━━━ STORED ROWS ━━━

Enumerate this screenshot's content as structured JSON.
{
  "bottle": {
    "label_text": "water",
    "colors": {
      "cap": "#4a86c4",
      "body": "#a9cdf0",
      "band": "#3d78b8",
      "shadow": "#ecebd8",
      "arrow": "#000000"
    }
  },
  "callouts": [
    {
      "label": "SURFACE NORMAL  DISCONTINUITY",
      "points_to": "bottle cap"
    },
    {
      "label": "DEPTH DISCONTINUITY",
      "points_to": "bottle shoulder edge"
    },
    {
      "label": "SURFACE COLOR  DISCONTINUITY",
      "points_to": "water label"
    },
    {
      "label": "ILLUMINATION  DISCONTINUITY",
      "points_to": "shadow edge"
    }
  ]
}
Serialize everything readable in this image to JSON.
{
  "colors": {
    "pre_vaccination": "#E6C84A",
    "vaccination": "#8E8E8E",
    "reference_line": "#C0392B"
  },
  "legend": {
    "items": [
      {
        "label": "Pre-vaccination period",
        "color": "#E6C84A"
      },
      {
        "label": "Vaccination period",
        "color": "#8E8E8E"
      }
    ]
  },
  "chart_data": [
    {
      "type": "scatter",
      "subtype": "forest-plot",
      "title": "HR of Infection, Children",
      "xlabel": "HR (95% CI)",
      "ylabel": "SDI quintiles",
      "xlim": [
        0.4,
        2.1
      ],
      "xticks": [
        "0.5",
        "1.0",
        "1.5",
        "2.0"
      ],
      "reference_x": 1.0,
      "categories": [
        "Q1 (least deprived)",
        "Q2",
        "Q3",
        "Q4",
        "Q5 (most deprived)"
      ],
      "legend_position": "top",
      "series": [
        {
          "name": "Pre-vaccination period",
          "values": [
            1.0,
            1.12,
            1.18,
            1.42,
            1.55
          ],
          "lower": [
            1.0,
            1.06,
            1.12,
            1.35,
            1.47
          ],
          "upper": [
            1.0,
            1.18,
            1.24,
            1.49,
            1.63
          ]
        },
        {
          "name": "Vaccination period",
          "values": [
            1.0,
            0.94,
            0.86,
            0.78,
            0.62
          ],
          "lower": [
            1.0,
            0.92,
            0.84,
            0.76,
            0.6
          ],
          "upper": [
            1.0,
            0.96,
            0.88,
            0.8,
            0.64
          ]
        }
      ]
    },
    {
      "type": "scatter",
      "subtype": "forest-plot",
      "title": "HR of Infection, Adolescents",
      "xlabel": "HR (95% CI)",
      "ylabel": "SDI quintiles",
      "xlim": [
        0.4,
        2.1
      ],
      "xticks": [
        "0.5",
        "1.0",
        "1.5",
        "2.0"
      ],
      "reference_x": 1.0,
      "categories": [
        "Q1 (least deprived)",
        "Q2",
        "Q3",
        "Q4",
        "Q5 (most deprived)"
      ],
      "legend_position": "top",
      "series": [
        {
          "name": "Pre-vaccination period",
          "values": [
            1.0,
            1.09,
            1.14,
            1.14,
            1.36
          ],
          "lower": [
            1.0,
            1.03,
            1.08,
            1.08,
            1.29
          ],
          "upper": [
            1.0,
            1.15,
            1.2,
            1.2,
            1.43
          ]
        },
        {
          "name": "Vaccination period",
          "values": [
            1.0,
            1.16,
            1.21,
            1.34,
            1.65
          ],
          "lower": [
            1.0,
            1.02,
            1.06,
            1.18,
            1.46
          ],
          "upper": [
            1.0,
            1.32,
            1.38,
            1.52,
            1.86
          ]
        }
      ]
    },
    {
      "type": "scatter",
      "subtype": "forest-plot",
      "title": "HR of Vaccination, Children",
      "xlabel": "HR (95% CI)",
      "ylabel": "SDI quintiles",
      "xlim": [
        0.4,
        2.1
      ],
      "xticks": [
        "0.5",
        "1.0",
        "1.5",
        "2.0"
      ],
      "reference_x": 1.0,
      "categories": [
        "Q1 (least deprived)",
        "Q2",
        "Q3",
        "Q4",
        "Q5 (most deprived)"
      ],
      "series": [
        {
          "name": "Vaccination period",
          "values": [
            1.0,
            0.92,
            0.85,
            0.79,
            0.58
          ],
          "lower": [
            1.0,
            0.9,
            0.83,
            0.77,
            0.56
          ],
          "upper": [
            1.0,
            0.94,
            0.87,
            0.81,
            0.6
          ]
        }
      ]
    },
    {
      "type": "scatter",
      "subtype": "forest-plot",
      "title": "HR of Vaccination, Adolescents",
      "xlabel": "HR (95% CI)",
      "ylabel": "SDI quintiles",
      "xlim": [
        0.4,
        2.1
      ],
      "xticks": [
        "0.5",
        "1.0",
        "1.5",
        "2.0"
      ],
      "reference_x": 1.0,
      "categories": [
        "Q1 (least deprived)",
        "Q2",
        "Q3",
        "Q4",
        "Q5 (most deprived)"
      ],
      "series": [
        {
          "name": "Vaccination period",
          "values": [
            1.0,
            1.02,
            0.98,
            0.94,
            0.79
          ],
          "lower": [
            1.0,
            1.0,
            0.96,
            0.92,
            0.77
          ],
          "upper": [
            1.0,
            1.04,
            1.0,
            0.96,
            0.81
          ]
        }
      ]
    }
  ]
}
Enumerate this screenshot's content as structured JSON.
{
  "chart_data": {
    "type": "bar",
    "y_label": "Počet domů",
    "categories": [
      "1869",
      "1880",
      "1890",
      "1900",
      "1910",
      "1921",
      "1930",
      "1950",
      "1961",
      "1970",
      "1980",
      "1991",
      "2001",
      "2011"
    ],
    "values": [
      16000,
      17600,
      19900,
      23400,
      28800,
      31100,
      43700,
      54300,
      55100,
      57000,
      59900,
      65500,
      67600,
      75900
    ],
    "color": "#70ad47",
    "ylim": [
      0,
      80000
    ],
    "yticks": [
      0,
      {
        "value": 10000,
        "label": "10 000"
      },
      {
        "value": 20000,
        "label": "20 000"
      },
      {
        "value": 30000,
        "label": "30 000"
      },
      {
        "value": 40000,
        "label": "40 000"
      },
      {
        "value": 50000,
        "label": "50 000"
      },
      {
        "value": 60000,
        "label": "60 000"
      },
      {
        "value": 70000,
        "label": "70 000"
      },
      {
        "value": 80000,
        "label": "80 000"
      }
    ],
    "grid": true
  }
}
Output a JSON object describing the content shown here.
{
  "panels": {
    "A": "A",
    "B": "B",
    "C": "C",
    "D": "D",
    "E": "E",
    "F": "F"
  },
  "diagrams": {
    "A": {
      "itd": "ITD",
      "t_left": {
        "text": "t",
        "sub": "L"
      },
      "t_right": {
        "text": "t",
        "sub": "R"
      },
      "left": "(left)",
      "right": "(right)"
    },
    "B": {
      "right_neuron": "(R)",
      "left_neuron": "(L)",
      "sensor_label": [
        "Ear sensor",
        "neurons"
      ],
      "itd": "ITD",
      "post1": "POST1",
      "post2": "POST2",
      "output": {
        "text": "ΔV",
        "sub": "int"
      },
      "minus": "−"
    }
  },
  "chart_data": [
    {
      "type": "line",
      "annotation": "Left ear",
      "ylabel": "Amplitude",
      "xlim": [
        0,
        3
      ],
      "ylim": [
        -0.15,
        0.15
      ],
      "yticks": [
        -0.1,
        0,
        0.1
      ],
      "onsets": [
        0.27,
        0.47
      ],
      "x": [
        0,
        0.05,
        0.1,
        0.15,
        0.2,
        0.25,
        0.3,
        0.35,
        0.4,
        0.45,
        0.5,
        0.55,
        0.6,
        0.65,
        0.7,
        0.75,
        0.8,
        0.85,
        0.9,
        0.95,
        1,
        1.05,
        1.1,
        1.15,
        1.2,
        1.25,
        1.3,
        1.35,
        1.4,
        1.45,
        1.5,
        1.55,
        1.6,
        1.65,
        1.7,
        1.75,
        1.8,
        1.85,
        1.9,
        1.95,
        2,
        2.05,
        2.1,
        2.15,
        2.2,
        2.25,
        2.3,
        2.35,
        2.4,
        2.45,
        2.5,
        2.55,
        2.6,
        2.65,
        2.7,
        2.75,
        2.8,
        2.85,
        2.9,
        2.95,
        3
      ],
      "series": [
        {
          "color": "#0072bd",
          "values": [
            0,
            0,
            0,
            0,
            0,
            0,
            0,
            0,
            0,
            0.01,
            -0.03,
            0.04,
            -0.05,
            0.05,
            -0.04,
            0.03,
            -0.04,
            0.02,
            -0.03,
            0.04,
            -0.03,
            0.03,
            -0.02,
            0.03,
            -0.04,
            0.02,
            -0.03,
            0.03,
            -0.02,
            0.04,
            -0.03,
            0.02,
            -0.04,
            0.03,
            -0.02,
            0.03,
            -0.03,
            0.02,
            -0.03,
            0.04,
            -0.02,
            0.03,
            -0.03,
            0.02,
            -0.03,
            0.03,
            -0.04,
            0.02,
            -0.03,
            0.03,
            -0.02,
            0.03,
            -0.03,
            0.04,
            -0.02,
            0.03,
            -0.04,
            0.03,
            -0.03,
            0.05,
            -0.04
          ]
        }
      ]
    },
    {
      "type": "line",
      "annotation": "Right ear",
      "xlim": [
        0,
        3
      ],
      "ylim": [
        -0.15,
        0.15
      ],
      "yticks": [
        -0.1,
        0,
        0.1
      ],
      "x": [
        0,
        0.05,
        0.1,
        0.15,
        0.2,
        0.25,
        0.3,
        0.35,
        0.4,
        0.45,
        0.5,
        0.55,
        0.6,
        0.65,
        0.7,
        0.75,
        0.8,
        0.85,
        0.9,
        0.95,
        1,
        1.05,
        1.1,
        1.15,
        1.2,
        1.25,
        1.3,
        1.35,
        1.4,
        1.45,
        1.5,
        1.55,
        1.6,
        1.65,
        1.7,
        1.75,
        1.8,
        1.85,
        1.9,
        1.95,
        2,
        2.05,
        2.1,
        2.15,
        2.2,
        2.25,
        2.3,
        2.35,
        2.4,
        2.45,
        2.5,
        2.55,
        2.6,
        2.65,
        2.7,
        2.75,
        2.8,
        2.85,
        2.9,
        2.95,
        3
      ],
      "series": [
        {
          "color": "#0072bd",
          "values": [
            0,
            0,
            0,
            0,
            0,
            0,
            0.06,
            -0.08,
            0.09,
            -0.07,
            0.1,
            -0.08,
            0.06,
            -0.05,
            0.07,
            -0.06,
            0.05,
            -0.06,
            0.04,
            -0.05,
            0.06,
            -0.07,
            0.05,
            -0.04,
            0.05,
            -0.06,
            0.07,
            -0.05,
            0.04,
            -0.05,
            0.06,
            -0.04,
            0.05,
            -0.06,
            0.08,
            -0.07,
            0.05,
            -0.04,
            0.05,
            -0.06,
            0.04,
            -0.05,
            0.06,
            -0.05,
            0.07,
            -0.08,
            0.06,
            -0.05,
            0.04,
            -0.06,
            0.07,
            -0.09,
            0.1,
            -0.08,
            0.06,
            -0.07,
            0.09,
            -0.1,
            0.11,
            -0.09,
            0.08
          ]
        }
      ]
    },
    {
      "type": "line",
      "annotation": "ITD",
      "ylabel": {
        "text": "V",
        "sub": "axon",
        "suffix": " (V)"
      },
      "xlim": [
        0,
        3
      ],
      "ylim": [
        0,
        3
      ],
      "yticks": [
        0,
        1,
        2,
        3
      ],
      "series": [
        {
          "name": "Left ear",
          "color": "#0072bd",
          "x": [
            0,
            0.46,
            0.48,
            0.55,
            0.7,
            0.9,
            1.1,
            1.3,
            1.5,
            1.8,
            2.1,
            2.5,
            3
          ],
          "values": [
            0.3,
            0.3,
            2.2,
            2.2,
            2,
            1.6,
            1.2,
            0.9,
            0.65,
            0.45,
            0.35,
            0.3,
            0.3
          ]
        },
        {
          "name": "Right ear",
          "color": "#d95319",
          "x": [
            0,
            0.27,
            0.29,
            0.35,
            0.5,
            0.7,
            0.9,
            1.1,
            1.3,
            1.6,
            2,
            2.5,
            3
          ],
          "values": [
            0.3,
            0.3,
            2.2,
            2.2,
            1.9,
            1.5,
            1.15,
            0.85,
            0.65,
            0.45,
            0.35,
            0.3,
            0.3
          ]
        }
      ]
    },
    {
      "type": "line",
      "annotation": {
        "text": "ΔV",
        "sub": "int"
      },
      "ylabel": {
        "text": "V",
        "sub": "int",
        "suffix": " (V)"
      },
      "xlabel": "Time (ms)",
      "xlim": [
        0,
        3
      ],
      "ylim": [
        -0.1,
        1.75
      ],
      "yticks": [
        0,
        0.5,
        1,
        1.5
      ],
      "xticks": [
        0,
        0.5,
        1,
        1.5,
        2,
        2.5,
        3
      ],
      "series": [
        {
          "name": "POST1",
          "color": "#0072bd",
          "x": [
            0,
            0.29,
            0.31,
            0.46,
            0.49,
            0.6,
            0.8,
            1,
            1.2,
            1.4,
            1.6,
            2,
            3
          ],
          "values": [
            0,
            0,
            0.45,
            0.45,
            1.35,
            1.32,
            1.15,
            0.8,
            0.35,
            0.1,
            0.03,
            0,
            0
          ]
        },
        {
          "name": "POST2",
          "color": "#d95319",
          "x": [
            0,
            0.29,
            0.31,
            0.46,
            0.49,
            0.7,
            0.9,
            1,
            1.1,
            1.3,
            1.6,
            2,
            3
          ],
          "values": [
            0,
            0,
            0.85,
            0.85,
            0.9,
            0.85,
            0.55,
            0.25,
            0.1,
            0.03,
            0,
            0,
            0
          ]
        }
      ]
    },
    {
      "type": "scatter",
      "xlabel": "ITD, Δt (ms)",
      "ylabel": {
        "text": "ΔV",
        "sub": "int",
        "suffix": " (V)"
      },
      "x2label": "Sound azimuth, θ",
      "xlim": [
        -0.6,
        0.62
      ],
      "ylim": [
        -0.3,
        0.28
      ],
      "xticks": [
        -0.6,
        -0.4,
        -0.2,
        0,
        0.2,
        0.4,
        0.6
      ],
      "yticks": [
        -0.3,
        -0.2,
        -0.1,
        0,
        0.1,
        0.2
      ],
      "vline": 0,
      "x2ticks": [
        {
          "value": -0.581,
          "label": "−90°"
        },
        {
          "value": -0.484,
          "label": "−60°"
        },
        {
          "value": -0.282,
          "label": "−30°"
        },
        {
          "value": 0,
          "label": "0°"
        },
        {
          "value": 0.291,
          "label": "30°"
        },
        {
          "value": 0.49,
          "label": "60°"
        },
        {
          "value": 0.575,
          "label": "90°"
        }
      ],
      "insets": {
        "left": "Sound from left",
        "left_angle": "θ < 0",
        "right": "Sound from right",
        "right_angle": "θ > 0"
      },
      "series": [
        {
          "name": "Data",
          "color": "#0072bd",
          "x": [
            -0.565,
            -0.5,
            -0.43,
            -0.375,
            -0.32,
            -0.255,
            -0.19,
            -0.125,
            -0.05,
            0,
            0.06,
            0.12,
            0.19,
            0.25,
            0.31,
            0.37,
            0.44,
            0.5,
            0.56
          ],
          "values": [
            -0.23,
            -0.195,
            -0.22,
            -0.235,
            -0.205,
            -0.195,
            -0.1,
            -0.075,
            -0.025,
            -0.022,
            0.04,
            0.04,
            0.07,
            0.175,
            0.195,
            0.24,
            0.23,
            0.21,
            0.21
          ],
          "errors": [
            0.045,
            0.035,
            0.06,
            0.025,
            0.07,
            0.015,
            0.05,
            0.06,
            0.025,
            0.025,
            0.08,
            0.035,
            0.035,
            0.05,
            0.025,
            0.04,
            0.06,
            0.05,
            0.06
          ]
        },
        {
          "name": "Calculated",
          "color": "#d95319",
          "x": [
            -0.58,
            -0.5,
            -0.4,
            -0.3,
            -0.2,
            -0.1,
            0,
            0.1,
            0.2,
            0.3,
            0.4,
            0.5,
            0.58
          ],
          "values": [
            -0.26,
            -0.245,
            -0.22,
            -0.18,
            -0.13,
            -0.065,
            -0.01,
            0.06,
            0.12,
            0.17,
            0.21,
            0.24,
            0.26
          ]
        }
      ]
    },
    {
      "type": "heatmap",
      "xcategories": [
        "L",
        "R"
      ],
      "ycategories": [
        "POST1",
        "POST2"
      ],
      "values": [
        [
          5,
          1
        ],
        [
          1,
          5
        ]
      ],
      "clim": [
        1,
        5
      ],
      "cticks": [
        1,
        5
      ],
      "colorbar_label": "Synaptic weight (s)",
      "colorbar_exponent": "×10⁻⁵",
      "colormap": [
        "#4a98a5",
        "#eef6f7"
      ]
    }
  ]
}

━━━

▸ **PROBLEM REQUIREMENTS**: Check each line above for the word "Children" and copy the ones that have it.

▸ **EXERCISE OUTPUT**:
      "title": "HR of Infection, Children",
      "title": "HR of Vaccination, Children",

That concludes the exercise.